╭─ Extrait du texte

YouTube Money, Canulars et Pédéisme
Il se fait appeler « La Cagoule », compte pas moins de 187 000 abonnés et des vidéos dépassant les 500 000 vues, il a une vingtaine d’années, ne se sépare jamais d’une cagoule noire, et hurle dans chacune de ses vidéos. Qui est-il ? Un drôle d’anonyme qui a décidé il y a maintenant un an de se lancer à son tour dans la quête de la gloire et de l’argent sur YouTube.
Nous sommes en juin 2015 quand le jeune homme enregistre en ligne sa première vidéo sur la plateforme de Google. Peu inventif, le garçon s’essaie à un genre plutôt éculé : le canular téléphonique. Mais comme le savent la plupart des YouTubeurs, les canulars sont à YouTube ce que le click bait est à Facebook : des contenus faciles à réaliser et étrangement toujours appréciés. La Cagoule choisit donc la voie de la facilité vers la très convoitée YouTube Money — nom que donnent les vidéastes aux pourcentages perçus sur la publicité de leurs vidéos.
La Cagoule lance alors piteusement sa carrière de YouTubeur en insultant des gens au téléphone
Un peu raciste et tout sauf tendre avec les malades d’Alzheimer, La Cagoule lance alors piteusement sa carrière de YouTubeur en insultant des gens au téléphone. Visiblement gamer, le jeune homme enchaîne alors jusqu’en 2016 différents canulars, où les victimes peuvent s’appeler Activision ou même Leader Price. Le seul point commun entre toutes ces vidéos sont les insultes et les vulgarités, en nombre, qui émaillent les discours mi-hurlés, mi-scandés par le vidéaste.

╰─

Objectif 1:
Dans tous les enregistrements ci-dessous, remplacez « cross-sectional » par « sectional » et ne modifiez rien d'autre.

╭─ Enregistrements fournis

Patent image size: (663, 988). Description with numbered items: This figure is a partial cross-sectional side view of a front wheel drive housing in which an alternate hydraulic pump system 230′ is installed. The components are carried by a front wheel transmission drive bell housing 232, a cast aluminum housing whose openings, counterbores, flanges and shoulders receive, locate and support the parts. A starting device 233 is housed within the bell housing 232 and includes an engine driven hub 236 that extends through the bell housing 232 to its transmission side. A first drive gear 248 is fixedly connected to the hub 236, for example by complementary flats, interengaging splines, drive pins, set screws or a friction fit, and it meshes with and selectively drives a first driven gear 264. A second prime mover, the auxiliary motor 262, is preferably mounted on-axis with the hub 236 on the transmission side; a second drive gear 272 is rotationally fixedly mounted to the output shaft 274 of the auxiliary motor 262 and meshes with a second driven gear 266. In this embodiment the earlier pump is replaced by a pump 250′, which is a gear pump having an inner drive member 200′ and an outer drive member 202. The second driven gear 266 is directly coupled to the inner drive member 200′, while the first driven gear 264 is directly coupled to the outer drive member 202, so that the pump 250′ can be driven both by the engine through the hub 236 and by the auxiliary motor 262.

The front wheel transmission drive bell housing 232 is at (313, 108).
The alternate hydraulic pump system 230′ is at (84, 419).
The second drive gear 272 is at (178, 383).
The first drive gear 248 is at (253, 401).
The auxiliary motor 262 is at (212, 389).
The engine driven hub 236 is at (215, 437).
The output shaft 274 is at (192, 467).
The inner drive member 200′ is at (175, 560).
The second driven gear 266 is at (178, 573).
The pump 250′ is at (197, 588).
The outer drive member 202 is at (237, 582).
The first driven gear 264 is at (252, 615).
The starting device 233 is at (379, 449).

╰─

Objectif 2:
Extrayez tel quel le passage du texte sur La Cagoule situé entre « Nous sommes en » et « de leurs vidéos. », bornes incluses.

Réponse complète 1:
Patent image size: (663, 988). Description with numbered items: This figure is a partial sectional side view of a front wheel drive housing in which an alternate hydraulic pump system 230′ is installed. The components are carried by a front wheel transmission drive bell housing 232, a cast aluminum housing whose openings, counterbores, flanges and shoulders receive, locate and support the parts. A starting device 233 is housed within the bell housing 232 and includes an engine driven hub 236 that extends through the bell housing 232 to its transmission side. A first drive gear 248 is fixedly connected to the hub 236, for example by complementary flats, interengaging splines, drive pins, set screws or a friction fit, and it meshes with and selectively drives a first driven gear 264. A second prime mover, the auxiliary motor 262, is preferably mounted on-axis with the hub 236 on the transmission side; a second drive gear 272 is rotationally fixedly mounted to the output shaft 274 of the auxiliary motor 262 and meshes with a second driven gear 266. In this embodiment the earlier pump is replaced by a pump 250′, which is a gear pump having an inner drive member 200′ and an outer drive member 202. The second driven gear 266 is directly coupled to the inner drive member 200′, while the first driven gear 264 is directly coupled to the outer drive member 202, so that the pump 250′ can be driven both by the engine through the hub 236 and by the auxiliary motor 262.

The front wheel transmission drive bell housing 232 is at (313, 108).
The alternate hydraulic pump system 230′ is at (84, 419).
The second drive gear 272 is at (178, 383).
The first drive gear 248 is at (253, 401).
The auxiliary motor 262 is at (212, 389).
The engine driven hub 236 is at (215, 437).
The output shaft 274 is at (192, 467).
The inner drive member 200′ is at (175, 560).
The second driven gear 266 is at (178, 573).
The pump 250′ is at (197, 588).
The outer drive member 202 is at (237, 582).
The first driven gear 264 is at (252, 615).
The starting device 233 is at (379, 449).

Réponse complète 2:
Nous sommes en juin 2015 quand le jeune homme enregistre en ligne sa première vidéo sur la plateforme de Google. Peu inventif, le garçon s’essaie à un genre plutôt éculé : le canular téléphonique. Mais comme le savent la plupart des YouTubeurs, les canulars sont à YouTube ce que le click bait est à Facebook : des contenus faciles à réaliser et étrangement toujours appréciés. La Cagoule choisit donc la voie de la facilité vers la très convoitée YouTube Money — nom que donnent les vidéastes aux pourcentages perçus sur la publicité de leurs vidéos.